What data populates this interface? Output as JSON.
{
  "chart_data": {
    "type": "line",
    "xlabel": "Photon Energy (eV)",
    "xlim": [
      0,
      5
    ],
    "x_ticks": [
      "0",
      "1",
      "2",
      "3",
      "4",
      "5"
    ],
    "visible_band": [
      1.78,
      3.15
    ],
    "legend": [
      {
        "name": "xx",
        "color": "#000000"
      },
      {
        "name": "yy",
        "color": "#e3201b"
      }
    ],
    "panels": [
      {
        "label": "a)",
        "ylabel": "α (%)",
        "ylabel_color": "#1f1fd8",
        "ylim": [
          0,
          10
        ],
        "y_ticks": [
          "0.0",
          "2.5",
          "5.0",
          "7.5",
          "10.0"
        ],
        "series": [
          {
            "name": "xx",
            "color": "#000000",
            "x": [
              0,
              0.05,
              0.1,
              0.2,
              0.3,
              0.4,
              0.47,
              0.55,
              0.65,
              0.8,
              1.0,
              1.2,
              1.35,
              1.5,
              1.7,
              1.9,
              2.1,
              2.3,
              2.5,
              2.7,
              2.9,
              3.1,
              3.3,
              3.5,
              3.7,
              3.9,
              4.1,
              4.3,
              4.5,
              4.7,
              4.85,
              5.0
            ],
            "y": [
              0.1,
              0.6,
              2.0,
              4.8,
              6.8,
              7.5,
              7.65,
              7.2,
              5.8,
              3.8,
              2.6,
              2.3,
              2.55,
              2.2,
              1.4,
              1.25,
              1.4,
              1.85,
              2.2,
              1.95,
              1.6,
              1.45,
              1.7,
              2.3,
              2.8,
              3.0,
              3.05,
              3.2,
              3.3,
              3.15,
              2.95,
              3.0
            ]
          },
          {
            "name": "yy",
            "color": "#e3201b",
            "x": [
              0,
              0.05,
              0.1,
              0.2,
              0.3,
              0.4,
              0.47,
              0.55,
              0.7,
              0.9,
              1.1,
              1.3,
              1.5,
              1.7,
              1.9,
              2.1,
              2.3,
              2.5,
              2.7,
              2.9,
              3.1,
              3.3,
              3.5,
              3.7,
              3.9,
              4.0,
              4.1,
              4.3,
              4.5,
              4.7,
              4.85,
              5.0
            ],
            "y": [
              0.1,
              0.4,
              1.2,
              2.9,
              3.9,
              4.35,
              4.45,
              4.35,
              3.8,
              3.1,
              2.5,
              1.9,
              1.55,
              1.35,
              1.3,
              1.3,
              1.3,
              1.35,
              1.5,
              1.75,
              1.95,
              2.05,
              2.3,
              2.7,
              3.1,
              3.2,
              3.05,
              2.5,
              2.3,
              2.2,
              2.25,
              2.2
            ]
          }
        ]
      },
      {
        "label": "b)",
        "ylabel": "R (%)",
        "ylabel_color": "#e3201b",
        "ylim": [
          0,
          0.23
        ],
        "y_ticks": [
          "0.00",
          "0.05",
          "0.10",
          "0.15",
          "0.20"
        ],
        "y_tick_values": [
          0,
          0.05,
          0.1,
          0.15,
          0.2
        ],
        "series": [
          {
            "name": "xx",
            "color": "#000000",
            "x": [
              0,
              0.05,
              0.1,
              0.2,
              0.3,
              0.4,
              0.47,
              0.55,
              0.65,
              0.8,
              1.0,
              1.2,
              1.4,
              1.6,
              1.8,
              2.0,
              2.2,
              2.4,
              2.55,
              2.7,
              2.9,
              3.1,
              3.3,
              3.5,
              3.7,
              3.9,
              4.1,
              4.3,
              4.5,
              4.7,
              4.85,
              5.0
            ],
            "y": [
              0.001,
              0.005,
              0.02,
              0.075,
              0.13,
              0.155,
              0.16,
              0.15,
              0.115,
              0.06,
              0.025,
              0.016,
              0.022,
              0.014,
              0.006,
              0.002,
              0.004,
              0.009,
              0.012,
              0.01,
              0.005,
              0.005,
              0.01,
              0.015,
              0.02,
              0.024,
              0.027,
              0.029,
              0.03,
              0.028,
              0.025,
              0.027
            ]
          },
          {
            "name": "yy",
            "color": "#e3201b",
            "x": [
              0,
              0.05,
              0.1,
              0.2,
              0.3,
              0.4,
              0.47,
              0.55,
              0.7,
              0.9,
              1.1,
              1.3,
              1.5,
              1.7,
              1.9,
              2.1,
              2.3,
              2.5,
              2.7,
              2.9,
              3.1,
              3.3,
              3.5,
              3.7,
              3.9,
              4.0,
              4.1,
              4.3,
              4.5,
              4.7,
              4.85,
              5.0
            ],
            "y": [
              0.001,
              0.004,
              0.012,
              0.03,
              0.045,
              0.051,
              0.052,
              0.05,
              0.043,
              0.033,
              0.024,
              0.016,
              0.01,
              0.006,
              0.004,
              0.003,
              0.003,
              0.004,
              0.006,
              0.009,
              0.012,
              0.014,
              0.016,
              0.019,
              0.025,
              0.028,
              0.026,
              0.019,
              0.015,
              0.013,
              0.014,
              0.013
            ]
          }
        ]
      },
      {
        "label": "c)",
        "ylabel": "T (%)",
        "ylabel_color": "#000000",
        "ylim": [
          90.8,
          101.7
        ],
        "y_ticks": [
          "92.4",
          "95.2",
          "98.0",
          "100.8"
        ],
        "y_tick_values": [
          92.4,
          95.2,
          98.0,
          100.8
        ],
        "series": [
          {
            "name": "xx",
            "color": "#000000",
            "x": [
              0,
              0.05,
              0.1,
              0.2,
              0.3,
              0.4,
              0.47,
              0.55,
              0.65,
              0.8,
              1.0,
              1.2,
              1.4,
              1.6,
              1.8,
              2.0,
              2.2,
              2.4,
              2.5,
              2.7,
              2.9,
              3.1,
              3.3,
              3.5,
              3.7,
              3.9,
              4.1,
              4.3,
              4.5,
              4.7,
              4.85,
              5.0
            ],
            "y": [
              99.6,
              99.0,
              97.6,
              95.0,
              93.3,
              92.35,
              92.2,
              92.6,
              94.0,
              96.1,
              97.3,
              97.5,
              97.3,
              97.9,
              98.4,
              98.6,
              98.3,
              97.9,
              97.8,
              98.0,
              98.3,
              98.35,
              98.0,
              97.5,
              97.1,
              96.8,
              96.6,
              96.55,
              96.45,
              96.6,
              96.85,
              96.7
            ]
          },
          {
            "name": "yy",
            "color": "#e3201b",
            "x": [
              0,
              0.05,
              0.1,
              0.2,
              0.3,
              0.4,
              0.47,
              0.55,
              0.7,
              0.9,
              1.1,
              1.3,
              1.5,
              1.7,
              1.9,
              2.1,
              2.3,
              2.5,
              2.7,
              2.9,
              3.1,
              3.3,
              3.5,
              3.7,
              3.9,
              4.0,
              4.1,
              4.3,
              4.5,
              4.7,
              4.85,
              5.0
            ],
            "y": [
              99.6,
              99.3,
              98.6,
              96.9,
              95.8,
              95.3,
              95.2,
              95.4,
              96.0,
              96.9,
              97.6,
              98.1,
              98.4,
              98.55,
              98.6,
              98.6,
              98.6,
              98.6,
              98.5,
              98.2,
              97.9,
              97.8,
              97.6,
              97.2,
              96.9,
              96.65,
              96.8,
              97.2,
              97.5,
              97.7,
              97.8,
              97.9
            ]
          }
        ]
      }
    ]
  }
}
•••
WHAT TO WORK ON: Set down all of the data above, word for word.

WRITTEN RESPONSE:
What data populates this interface? Output as JSON.
{
  "chart_data": {
    "type": "line",
    "xlabel": "Photon Energy (eV)",
    "xlim": [
      0,
      5
    ],
    "x_ticks": [
      "0",
      "1",
      "2",
      "3",
      "4",
      "5"
    ],
    "visible_band": [
      1.78,
      3.15
    ],
    "legend": [
      {
        "name": "xx",
        "color": "#000000"
      },
      {
        "name": "yy",
        "color": "#e3201b"
      }
    ],
    "panels": [
      {
        "label": "a)",
        "ylabel": "α (%)",
        "ylabel_color": "#1f1fd8",
        "ylim": [
          0,
          10
        ],
        "y_ticks": [
          "0.0",
          "2.5",
          "5.0",
          "7.5",
          "10.0"
        ],
        "series": [
          {
            "name": "xx",
            "color": "#000000",
            "x": [
              0,
              0.05,
              0.1,
              0.2,
              0.3,
              0.4,
              0.47,
              0.55,
              0.65,
              0.8,
              1.0,
              1.2,
              1.35,
              1.5,
              1.7,
              1.9,
              2.1,
              2.3,
              2.5,
              2.7,
              2.9,
              3.1,
              3.3,
              3.5,
              3.7,
              3.9,
              4.1,
              4.3,
              4.5,
              4.7,
              4.85,
              5.0
            ],
            "y": [
              0.1,
              0.6,
              2.0,
              4.8,
              6.8,
              7.5,
              7.65,
              7.2,
              5.8,
              3.8,
              2.6,
              2.3,
              2.55,
              2.2,
              1.4,
              1.25,
              1.4,
              1.85,
              2.2,
              1.95,
              1.6,
              1.45,
              1.7,
              2.3,
              2.8,
              3.0,
              3.05,
              3.2,
              3.3,
              3.15,
              2.95,
              3.0
            ]
          },
          {
            "name": "yy",
            "color": "#e3201b",
            "x": [
              0,
              0.05,
              0.1,
              0.2,
              0.3,
              0.4,
              0.47,
              0.55,
              0.7,
              0.9,
              1.1,
              1.3,
              1.5,
              1.7,
              1.9,
              2.1,
              2.3,
              2.5,
              2.7,
              2.9,
              3.1,
              3.3,
              3.5,
              3.7,
              3.9,
              4.0,
              4.1,
              4.3,
              4.5,
              4.7,
              4.85,
              5.0
            ],
            "y": [
              0.1,
              0.4,
              1.2,
              2.9,
              3.9,
              4.35,
              4.45,
              4.35,
              3.8,
              3.1,
              2.5,
              1.9,
              1.55,
              1.35,
              1.3,
              1.3,
              1.3,
              1.35,
              1.5,
              1.75,
              1.95,
              2.05,
              2.3,
              2.7,
              3.1,
              3.2,
              3.05,
              2.5,
              2.3,
              2.2,
              2.25,
              2.2
            ]
          }
        ]
      },
      {
        "label": "b)",
        "ylabel": "R (%)",
        "ylabel_color": "#e3201b",
        "ylim": [
          0,
          0.23
        ],
        "y_ticks": [
          "0.00",
          "0.05",
          "0.10",
          "0.15",
          "0.20"
        ],
        "y_tick_values": [
          0,
          0.05,
          0.1,
          0.15,
          0.2
        ],
        "series": [
          {
            "name": "xx",
            "color": "#000000",
            "x": [
              0,
              0.05,
              0.1,
              0.2,
              0.3,
              0.4,
              0.47,
              0.55,
              0.65,
              0.8,
              1.0,
              1.2,
              1.4,
              1.6,
              1.8,
              2.0,
              2.2,
              2.4,
              2.55,
              2.7,
              2.9,
              3.1,
              3.3,
              3.5,
              3.7,
              3.9,
              4.1,
              4.3,
              4.5,
              4.7,
              4.85,
              5.0
            ],
            "y": [
              0.001,
              0.005,
              0.02,
              0.075,
              0.13,
              0.155,
              0.16,
              0.15,
              0.115,
              0.06,
              0.025,
              0.016,
              0.022,
              0.014,
              0.006,
              0.002,
              0.004,
              0.009,
              0.012,
              0.01,
              0.005,
              0.005,
              0.01,
              0.015,
              0.02,
              0.024,
              0.027,
              0.029,
              0.03,
              0.028,
              0.025,
              0.027
            ]
          },
          {
            "name": "yy",
            "color": "#e3201b",
            "x": [
              0,
              0.05,
              0.1,
              0.2,
              0.3,
              0.4,
              0.47,
              0.55,
              0.7,
              0.9,
              1.1,
              1.3,
              1.5,
              1.7,
              1.9,
              2.1,
              2.3,
              2.5,
              2.7,
              2.9,
              3.1,
              3.3,
              3.5,
              3.7,
              3.9,
              4.0,
              4.1,
              4.3,
              4.5,
              4.7,
              4.85,
              5.0
            ],
            "y": [
              0.001,
              0.004,
              0.012,
              0.03,
              0.045,
              0.051,
              0.052,
              0.05,
              0.043,
              0.033,
              0.024,
              0.016,
              0.01,
              0.006,
              0.004,
              0.003,
              0.003,
              0.004,
              0.006,
              0.009,
              0.012,
              0.014,
              0.016,
              0.019,
              0.025,
              0.028,
              0.026,
              0.019,
              0.015,
              0.013,
              0.014,
              0.013
            ]
          }
        ]
      },
      {
        "label": "c)",
        "ylabel": "T (%)",
        "ylabel_color": "#000000",
        "ylim": [
          90.8,
          101.7
        ],
        "y_ticks": [
          "92.4",
          "95.2",
          "98.0",
          "100.8"
        ],
        "y_tick_values": [
          92.4,
          95.2,
          98.0,
          100.8
        ],
        "series": [
          {
            "name": "xx",
            "color": "#000000",
            "x": [
              0,
              0.05,
              0.1,
              0.2,
              0.3,
              0.4,
              0.47,
              0.55,
              0.65,
              0.8,
              1.0,
              1.2,
              1.4,
              1.6,
              1.8,
              2.0,
              2.2,
              2.4,
              2.5,
              2.7,
              2.9,
              3.1,
              3.3,
              3.5,
              3.7,
              3.9,
              4.1,
              4.3,
              4.5,
              4.7,
              4.85,
              5.0
            ],
            "y": [
              99.6,
              99.0,
              97.6,
              95.0,
              93.3,
              92.35,
              92.2,
              92.6,
              94.0,
              96.1,
              97.3,
              97.5,
              97.3,
              97.9,
              98.4,
              98.6,
              98.3,
              97.9,
              97.8,
              98.0,
              98.3,
              98.35,
              98.0,
              97.5,
              97.1,
              96.8,
              96.6,
              96.55,
              96.45,
              96.6,
              96.85,
              96.7
            ]
          },
          {
            "name": "yy",
            "color": "#e3201b",
            "x": [
              0,
              0.05,
              0.1,
              0.2,
              0.3,
              0.4,
              0.47,
              0.55,
              0.7,
              0.9,
              1.1,
              1.3,
              1.5,
              1.7,
              1.9,
              2.1,
              2.3,
              2.5,
              2.7,
              2.9,
              3.1,
              3.3,
              3.5,
              3.7,
              3.9,
              4.0,
              4.1,
              4.3,
              4.5,
              4.7,
              4.85,
              5.0
            ],
            "y": [
              99.6,
              99.3,
              98.6,
              96.9,
              95.8,
              95.3,
              95.2,
              95.4,
              96.0,
              96.9,
              97.6,
              98.1,
              98.4,
              98.55,
              98.6,
              98.6,
              98.6,
              98.6,
              98.5,
              98.2,
              97.9,
              97.8,
              97.6,
              97.2,
              96.9,
              96.65,
              96.8,
              97.2,
              97.5,
              97.7,
              97.8,
              97.9
            ]
          }
        ]
      }
    ]
  }
}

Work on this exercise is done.